● Work to be completed:
Write out the listing below again, precisely as it is given.

Begin Extracted entries

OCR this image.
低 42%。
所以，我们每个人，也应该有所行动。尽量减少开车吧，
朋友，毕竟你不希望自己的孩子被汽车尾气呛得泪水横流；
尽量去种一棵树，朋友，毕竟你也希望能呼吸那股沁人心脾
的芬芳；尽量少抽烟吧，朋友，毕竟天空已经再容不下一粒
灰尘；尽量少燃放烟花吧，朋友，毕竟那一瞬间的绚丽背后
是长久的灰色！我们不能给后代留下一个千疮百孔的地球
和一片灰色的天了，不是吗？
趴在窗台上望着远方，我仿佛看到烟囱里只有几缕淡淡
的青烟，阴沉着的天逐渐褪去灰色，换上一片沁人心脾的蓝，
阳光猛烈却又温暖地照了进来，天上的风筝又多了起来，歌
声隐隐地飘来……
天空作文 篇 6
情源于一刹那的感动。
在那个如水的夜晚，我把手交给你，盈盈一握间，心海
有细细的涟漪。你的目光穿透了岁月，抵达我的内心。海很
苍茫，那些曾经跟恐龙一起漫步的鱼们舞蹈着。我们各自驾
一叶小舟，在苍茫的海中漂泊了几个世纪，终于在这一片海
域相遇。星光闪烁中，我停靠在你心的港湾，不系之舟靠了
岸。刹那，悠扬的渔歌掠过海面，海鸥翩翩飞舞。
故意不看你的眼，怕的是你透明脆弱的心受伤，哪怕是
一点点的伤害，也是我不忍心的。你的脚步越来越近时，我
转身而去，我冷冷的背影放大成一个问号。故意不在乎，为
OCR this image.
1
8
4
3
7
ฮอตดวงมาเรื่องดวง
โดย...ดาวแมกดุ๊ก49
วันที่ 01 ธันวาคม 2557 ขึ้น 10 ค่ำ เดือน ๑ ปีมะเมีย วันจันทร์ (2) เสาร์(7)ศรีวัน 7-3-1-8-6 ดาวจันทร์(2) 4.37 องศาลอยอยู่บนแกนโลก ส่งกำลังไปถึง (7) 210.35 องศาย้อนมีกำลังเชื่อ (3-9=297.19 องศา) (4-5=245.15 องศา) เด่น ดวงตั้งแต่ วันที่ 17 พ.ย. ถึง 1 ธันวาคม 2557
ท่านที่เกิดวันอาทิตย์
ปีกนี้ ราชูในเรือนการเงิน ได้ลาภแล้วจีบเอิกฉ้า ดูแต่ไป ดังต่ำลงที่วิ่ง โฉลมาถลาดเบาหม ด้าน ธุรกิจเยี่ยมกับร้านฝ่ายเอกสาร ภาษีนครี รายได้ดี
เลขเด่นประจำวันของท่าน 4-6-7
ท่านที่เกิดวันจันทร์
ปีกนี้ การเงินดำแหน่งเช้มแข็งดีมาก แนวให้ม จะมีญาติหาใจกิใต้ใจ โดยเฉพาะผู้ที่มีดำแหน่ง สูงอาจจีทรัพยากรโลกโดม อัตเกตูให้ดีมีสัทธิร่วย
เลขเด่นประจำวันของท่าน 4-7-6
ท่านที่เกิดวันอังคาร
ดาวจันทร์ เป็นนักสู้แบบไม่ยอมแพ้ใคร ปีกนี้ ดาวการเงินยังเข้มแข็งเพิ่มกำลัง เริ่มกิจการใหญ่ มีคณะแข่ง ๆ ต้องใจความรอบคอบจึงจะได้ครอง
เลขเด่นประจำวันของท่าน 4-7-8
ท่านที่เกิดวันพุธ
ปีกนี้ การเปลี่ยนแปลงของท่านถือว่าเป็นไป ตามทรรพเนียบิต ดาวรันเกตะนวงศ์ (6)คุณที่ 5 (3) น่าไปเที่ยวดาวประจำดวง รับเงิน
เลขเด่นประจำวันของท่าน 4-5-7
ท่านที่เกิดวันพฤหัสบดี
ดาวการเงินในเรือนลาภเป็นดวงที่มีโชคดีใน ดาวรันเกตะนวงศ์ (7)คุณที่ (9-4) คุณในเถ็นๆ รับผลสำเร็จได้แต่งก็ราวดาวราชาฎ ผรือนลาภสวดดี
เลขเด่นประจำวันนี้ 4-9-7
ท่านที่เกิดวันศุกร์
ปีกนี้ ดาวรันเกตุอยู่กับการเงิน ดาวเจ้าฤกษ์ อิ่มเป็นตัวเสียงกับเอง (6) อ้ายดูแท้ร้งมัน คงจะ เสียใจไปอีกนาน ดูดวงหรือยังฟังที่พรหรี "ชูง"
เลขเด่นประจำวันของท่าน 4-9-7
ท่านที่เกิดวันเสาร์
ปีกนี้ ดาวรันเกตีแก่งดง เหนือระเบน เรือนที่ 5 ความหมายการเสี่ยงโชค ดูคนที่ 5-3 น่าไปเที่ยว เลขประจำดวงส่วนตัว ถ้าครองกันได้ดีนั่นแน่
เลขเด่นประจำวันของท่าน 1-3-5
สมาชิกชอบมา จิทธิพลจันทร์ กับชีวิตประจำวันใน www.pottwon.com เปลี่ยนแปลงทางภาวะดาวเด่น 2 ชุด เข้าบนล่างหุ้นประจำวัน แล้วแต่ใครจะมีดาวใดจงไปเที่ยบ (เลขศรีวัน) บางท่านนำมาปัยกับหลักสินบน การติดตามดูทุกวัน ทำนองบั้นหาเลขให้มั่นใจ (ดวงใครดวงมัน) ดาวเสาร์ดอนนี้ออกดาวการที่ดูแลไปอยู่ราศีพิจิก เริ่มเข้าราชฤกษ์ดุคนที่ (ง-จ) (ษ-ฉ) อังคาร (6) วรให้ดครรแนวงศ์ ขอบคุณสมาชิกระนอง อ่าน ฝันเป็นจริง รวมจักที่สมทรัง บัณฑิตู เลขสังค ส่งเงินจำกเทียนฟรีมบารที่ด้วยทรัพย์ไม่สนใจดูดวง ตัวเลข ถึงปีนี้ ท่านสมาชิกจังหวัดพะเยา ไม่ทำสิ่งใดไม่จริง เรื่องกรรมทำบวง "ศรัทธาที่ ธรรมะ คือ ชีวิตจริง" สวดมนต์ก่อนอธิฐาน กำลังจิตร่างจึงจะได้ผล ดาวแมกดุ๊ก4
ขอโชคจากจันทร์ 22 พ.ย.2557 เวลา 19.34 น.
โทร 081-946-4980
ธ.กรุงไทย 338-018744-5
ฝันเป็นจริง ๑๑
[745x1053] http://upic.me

End Extracted entries

● Response to this task:
OCR this image.
低 42%。
所以，我们每个人，也应该有所行动。尽量减少开车吧，
朋友，毕竟你不希望自己的孩子被汽车尾气呛得泪水横流；
尽量去种一棵树，朋友，毕竟你也希望能呼吸那股沁人心脾
的芬芳；尽量少抽烟吧，朋友，毕竟天空已经再容不下一粒
灰尘；尽量少燃放烟花吧，朋友，毕竟那一瞬间的绚丽背后
是长久的灰色！我们不能给后代留下一个千疮百孔的地球
和一片灰色的天了，不是吗？
趴在窗台上望着远方，我仿佛看到烟囱里只有几缕淡淡
的青烟，阴沉着的天逐渐褪去灰色，换上一片沁人心脾的蓝，
阳光猛烈却又温暖地照了进来，天上的风筝又多了起来，歌
声隐隐地飘来……
天空作文 篇 6
情源于一刹那的感动。
在那个如水的夜晚，我把手交给你，盈盈一握间，心海
有细细的涟漪。你的目光穿透了岁月，抵达我的内心。海很
苍茫，那些曾经跟恐龙一起漫步的鱼们舞蹈着。我们各自驾
一叶小舟，在苍茫的海中漂泊了几个世纪，终于在这一片海
域相遇。星光闪烁中，我停靠在你心的港湾，不系之舟靠了
岸。刹那，悠扬的渔歌掠过海面，海鸥翩翩飞舞。
故意不看你的眼，怕的是你透明脆弱的心受伤，哪怕是
一点点的伤害，也是我不忍心的。你的脚步越来越近时，我
转身而去，我冷冷的背影放大成一个问号。故意不在乎，为
OCR this image.
1
8
4
3
7
ฮอตดวงมาเรื่องดวง
โดย...ดาวแมกดุ๊ก49
วันที่ 01 ธันวาคม 2557 ขึ้น 10 ค่ำ เดือน ๑ ปีมะเมีย วันจันทร์ (2) เสาร์(7)ศรีวัน 7-3-1-8-6 ดาวจันทร์(2) 4.37 องศาลอยอยู่บนแกนโลก ส่งกำลังไปถึง (7) 210.35 องศาย้อนมีกำลังเชื่อ (3-9=297.19 องศา) (4-5=245.15 องศา) เด่น ดวงตั้งแต่ วันที่ 17 พ.ย. ถึง 1 ธันวาคม 2557
ท่านที่เกิดวันอาทิตย์
ปีกนี้ ราชูในเรือนการเงิน ได้ลาภแล้วจีบเอิกฉ้า ดูแต่ไป ดังต่ำลงที่วิ่ง โฉลมาถลาดเบาหม ด้าน ธุรกิจเยี่ยมกับร้านฝ่ายเอกสาร ภาษีนครี รายได้ดี
เลขเด่นประจำวันของท่าน 4-6-7
ท่านที่เกิดวันจันทร์
ปีกนี้ การเงินดำแหน่งเช้มแข็งดีมาก แนวให้ม จะมีญาติหาใจกิใต้ใจ โดยเฉพาะผู้ที่มีดำแหน่ง สูงอาจจีทรัพยากรโลกโดม อัตเกตูให้ดีมีสัทธิร่วย
เลขเด่นประจำวันของท่าน 4-7-6
ท่านที่เกิดวันอังคาร
ดาวจันทร์ เป็นนักสู้แบบไม่ยอมแพ้ใคร ปีกนี้ ดาวการเงินยังเข้มแข็งเพิ่มกำลัง เริ่มกิจการใหญ่ มีคณะแข่ง ๆ ต้องใจความรอบคอบจึงจะได้ครอง
เลขเด่นประจำวันของท่าน 4-7-8
ท่านที่เกิดวันพุธ
ปีกนี้ การเปลี่ยนแปลงของท่านถือว่าเป็นไป ตามทรรพเนียบิต ดาวรันเกตะนวงศ์ (6)คุณที่ 5 (3) น่าไปเที่ยวดาวประจำดวง รับเงิน
เลขเด่นประจำวันของท่าน 4-5-7
ท่านที่เกิดวันพฤหัสบดี
ดาวการเงินในเรือนลาภเป็นดวงที่มีโชคดีใน ดาวรันเกตะนวงศ์ (7)คุณที่ (9-4) คุณในเถ็นๆ รับผลสำเร็จได้แต่งก็ราวดาวราชาฎ ผรือนลาภสวดดี
เลขเด่นประจำวันนี้ 4-9-7
ท่านที่เกิดวันศุกร์
ปีกนี้ ดาวรันเกตุอยู่กับการเงิน ดาวเจ้าฤกษ์ อิ่มเป็นตัวเสียงกับเอง (6) อ้ายดูแท้ร้งมัน คงจะ เสียใจไปอีกนาน ดูดวงหรือยังฟังที่พรหรี "ชูง"
เลขเด่นประจำวันของท่าน 4-9-7
ท่านที่เกิดวันเสาร์
ปีกนี้ ดาวรันเกตีแก่งดง เหนือระเบน เรือนที่ 5 ความหมายการเสี่ยงโชค ดูคนที่ 5-3 น่าไปเที่ยว เลขประจำดวงส่วนตัว ถ้าครองกันได้ดีนั่นแน่
เลขเด่นประจำวันของท่าน 1-3-5
สมาชิกชอบมา จิทธิพลจันทร์ กับชีวิตประจำวันใน www.pottwon.com เปลี่ยนแปลงทางภาวะดาวเด่น 2 ชุด เข้าบนล่างหุ้นประจำวัน แล้วแต่ใครจะมีดาวใดจงไปเที่ยบ (เลขศรีวัน) บางท่านนำมาปัยกับหลักสินบน การติดตามดูทุกวัน ทำนองบั้นหาเลขให้มั่นใจ (ดวงใครดวงมัน) ดาวเสาร์ดอนนี้ออกดาวการที่ดูแลไปอยู่ราศีพิจิก เริ่มเข้าราชฤกษ์ดุคนที่ (ง-จ) (ษ-ฉ) อังคาร (6) วรให้ดครรแนวงศ์ ขอบคุณสมาชิกระนอง อ่าน ฝันเป็นจริง รวมจักที่สมทรัง บัณฑิตู เลขสังค ส่งเงินจำกเทียนฟรีมบารที่ด้วยทรัพย์ไม่สนใจดูดวง ตัวเลข ถึงปีนี้ ท่านสมาชิกจังหวัดพะเยา ไม่ทำสิ่งใดไม่จริง เรื่องกรรมทำบวง "ศรัทธาที่ ธรรมะ คือ ชีวิตจริง" สวดมนต์ก่อนอธิฐาน กำลังจิตร่างจึงจะได้ผล ดาวแมกดุ๊ก4
ขอโชคจากจันทร์ 22 พ.ย.2557 เวลา 19.34 น.
โทร 081-946-4980
ธ.กรุงไทย 338-018744-5
ฝันเป็นจริง ๑๑
[745x1053] http://upic.me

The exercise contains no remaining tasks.